▶ Excerpted data

==================================================

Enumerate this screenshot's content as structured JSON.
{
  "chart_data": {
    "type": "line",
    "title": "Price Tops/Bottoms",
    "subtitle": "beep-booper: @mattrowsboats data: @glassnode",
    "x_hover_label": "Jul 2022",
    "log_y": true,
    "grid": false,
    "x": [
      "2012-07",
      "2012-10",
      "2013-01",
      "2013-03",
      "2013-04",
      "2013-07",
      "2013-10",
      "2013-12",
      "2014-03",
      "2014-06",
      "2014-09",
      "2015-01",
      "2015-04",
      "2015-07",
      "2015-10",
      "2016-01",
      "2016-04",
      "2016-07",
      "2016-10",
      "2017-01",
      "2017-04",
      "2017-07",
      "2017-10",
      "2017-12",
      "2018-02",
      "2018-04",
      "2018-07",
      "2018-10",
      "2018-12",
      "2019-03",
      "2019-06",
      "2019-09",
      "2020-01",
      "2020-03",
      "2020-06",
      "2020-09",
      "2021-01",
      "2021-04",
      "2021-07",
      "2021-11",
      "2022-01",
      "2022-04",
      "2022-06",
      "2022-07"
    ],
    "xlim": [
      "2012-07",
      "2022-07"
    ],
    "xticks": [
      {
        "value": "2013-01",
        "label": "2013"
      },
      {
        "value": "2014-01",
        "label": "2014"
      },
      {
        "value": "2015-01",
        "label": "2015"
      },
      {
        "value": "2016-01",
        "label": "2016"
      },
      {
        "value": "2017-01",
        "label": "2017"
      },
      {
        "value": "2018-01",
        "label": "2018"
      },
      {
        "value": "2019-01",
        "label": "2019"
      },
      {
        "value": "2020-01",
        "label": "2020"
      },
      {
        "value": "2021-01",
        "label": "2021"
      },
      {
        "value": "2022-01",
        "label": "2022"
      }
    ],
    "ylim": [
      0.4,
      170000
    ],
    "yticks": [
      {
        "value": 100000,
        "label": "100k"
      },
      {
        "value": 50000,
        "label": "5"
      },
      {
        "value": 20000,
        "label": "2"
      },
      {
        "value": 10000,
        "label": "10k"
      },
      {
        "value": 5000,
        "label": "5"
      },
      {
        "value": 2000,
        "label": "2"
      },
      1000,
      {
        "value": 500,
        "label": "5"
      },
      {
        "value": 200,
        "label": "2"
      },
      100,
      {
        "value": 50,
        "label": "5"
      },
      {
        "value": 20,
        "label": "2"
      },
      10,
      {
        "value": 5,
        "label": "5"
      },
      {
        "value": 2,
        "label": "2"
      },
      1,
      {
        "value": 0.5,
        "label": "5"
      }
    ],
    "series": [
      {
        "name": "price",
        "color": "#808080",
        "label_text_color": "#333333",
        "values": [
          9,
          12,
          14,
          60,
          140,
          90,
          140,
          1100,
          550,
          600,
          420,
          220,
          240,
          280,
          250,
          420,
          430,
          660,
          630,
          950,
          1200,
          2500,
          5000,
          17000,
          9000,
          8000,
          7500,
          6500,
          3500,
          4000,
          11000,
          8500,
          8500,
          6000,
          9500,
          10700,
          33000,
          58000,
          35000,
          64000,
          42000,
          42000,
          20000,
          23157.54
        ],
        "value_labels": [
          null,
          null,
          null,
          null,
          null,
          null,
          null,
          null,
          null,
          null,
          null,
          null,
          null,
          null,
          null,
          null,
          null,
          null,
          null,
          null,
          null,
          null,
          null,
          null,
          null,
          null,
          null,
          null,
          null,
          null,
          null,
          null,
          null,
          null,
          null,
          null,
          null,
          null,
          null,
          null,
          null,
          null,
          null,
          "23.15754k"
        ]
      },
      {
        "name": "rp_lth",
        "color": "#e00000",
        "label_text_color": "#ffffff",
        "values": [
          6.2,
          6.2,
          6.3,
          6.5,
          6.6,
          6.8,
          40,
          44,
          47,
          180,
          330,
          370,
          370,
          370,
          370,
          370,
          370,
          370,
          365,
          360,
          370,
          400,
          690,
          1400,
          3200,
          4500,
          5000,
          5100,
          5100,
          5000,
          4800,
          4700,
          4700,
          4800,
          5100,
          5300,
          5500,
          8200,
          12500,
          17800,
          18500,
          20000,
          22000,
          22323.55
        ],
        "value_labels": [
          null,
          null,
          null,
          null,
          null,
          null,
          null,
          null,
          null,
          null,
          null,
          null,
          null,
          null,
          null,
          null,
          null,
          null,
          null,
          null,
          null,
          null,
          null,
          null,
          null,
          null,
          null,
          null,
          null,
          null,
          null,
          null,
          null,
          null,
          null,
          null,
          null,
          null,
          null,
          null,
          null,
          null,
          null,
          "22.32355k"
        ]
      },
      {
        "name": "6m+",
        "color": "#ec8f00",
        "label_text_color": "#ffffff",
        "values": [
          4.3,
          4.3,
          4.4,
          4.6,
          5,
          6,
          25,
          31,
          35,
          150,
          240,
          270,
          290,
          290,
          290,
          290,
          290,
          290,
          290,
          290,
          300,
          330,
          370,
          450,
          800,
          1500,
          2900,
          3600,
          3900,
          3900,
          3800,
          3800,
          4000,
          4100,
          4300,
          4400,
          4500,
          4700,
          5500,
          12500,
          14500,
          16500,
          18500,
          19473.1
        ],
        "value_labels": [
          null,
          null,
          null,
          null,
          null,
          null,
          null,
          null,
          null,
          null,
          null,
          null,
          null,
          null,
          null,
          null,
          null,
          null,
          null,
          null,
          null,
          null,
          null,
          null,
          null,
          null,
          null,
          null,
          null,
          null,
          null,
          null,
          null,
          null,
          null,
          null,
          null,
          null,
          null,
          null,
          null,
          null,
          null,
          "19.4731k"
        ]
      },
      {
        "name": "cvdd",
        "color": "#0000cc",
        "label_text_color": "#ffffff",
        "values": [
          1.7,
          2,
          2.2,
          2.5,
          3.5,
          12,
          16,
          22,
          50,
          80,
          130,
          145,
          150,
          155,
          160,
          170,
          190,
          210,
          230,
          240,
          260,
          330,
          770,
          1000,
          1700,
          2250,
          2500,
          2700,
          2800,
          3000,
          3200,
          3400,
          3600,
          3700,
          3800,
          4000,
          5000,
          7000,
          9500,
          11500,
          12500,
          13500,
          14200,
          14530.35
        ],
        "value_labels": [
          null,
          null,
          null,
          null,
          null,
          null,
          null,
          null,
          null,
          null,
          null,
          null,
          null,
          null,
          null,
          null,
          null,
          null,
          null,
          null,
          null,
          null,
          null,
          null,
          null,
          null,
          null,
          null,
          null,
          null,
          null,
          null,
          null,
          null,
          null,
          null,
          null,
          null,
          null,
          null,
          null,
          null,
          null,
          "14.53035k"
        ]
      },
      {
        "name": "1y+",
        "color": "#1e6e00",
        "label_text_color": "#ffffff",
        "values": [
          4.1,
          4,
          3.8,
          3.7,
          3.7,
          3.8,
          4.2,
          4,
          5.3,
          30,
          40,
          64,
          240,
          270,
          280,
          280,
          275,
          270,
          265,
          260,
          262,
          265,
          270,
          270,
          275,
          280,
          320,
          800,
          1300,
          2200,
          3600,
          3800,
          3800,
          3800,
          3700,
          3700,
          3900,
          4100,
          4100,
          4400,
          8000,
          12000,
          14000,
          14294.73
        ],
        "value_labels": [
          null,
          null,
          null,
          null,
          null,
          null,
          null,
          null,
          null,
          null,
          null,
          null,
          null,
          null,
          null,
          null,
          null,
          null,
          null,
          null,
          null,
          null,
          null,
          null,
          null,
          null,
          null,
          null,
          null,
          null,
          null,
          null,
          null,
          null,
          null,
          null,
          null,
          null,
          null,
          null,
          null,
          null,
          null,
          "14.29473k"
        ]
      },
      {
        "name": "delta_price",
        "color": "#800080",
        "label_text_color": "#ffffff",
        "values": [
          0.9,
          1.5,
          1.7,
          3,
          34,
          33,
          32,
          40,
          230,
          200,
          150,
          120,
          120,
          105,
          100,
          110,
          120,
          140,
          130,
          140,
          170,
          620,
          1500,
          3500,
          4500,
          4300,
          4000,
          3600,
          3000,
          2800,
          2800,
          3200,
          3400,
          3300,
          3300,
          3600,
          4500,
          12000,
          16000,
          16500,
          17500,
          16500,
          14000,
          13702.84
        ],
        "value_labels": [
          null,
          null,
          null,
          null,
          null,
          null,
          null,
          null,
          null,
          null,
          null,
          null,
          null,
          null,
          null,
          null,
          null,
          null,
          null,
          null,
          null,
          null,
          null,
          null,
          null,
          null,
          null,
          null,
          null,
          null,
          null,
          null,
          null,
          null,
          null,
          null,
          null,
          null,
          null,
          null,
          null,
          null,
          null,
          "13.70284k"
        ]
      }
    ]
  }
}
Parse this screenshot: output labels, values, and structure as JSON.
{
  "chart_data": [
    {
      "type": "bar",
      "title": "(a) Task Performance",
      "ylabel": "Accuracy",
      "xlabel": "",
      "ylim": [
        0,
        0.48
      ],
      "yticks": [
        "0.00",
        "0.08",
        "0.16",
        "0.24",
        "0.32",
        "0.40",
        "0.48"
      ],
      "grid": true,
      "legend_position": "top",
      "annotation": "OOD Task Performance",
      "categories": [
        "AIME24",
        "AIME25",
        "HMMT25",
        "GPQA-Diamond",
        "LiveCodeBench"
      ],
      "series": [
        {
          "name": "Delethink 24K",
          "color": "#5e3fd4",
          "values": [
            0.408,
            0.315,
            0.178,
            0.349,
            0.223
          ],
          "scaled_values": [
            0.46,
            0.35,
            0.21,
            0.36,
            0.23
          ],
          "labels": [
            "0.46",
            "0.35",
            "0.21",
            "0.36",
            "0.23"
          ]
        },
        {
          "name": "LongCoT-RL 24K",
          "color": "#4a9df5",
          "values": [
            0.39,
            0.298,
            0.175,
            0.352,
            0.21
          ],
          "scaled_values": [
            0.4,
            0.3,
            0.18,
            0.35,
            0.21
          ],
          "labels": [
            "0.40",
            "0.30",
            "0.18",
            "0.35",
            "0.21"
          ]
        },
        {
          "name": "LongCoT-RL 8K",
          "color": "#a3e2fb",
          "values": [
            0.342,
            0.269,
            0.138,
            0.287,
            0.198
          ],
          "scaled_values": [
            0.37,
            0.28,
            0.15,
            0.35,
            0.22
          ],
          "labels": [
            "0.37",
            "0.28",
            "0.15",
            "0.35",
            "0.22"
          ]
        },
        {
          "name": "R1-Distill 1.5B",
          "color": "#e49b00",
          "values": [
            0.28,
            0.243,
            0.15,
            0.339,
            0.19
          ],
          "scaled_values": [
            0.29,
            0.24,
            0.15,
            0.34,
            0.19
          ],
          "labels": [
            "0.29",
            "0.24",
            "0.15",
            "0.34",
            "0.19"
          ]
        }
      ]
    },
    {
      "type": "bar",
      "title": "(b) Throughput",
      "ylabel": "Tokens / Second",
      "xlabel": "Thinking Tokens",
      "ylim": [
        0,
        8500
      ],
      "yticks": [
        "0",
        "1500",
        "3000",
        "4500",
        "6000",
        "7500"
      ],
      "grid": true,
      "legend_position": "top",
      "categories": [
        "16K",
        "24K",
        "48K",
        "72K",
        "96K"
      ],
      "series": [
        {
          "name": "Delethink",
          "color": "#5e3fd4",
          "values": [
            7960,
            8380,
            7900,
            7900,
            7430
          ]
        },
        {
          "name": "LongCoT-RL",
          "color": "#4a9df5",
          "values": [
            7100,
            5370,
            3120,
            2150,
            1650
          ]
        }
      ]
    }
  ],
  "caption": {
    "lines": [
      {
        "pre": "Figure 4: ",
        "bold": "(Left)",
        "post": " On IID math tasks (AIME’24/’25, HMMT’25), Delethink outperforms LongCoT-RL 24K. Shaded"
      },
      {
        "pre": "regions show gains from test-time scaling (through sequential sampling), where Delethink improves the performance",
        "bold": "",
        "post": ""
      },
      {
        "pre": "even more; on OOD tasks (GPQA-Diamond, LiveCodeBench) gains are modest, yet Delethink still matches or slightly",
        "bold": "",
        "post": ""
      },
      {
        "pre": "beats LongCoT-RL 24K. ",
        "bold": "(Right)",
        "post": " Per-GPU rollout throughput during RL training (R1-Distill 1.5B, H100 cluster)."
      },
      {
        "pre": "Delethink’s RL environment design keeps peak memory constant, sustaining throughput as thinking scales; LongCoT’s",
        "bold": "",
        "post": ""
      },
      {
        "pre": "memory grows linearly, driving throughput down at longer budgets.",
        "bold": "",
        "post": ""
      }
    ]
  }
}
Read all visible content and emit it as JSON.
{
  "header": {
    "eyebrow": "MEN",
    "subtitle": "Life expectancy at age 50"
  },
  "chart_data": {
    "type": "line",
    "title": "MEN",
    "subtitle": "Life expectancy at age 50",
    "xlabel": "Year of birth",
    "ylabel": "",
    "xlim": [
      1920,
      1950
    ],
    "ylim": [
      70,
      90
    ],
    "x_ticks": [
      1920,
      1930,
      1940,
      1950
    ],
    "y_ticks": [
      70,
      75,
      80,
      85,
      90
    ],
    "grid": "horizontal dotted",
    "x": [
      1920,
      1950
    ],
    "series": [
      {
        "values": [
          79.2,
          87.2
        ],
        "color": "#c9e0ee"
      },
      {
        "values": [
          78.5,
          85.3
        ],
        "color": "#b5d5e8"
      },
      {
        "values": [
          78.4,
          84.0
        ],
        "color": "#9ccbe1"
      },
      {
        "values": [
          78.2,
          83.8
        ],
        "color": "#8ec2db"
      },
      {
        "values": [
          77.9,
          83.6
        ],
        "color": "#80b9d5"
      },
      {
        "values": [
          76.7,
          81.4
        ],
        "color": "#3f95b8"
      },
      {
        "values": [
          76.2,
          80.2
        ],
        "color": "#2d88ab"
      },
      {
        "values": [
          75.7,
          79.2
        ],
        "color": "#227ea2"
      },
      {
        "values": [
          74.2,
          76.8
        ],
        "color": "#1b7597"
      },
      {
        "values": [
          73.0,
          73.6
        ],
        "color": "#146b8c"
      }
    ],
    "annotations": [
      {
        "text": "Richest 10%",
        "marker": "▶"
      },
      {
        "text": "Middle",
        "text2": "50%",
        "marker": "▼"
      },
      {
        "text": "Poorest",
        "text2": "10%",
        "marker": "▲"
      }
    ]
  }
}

==================================================

▶ Given instruction
Everything from the line containing "Read all visible content and emit it as JSON." through the final line of the listing, inclusive, must be reproduced exactly; leave out the rest.

▶ Exercise solution
Read all visible content and emit it as JSON.
{
  "header": {
    "eyebrow": "MEN",
    "subtitle": "Life expectancy at age 50"
  },
  "chart_data": {
    "type": "line",
    "title": "MEN",
    "subtitle": "Life expectancy at age 50",
    "xlabel": "Year of birth",
    "ylabel": "",
    "xlim": [
      1920,
      1950
    ],
    "ylim": [
      70,
      90
    ],
    "x_ticks": [
      1920,
      1930,
      1940,
      1950
    ],
    "y_ticks": [
      70,
      75,
      80,
      85,
      90
    ],
    "grid": "horizontal dotted",
    "x": [
      1920,
      1950
    ],
    "series": [
      {
        "values": [
          79.2,
          87.2
        ],
        "color": "#c9e0ee"
      },
      {
        "values": [
          78.5,
          85.3
        ],
        "color": "#b5d5e8"
      },
      {
        "values": [
          78.4,
          84.0
        ],
        "color": "#9ccbe1"
      },
      {
        "values": [
          78.2,
          83.8
        ],
        "color": "#8ec2db"
      },
      {
        "values": [
          77.9,
          83.6
        ],
        "color": "#80b9d5"
      },
      {
        "values": [
          76.7,
          81.4
        ],
        "color": "#3f95b8"
      },
      {
        "values": [
          76.2,
          80.2
        ],
        "color": "#2d88ab"
      },
      {
        "values": [
          75.7,
          79.2
        ],
        "color": "#227ea2"
      },
      {
        "values": [
          74.2,
          76.8
        ],
        "color": "#1b7597"
      },
      {
        "values": [
          73.0,
          73.6
        ],
        "color": "#146b8c"
      }
    ],
    "annotations": [
      {
        "text": "Richest 10%",
        "marker": "▶"
      },
      {
        "text": "Middle",
        "text2": "50%",
        "marker": "▼"
      },
      {
        "text": "Poorest",
        "text2": "10%",
        "marker": "▲"
      }
    ]
  }
}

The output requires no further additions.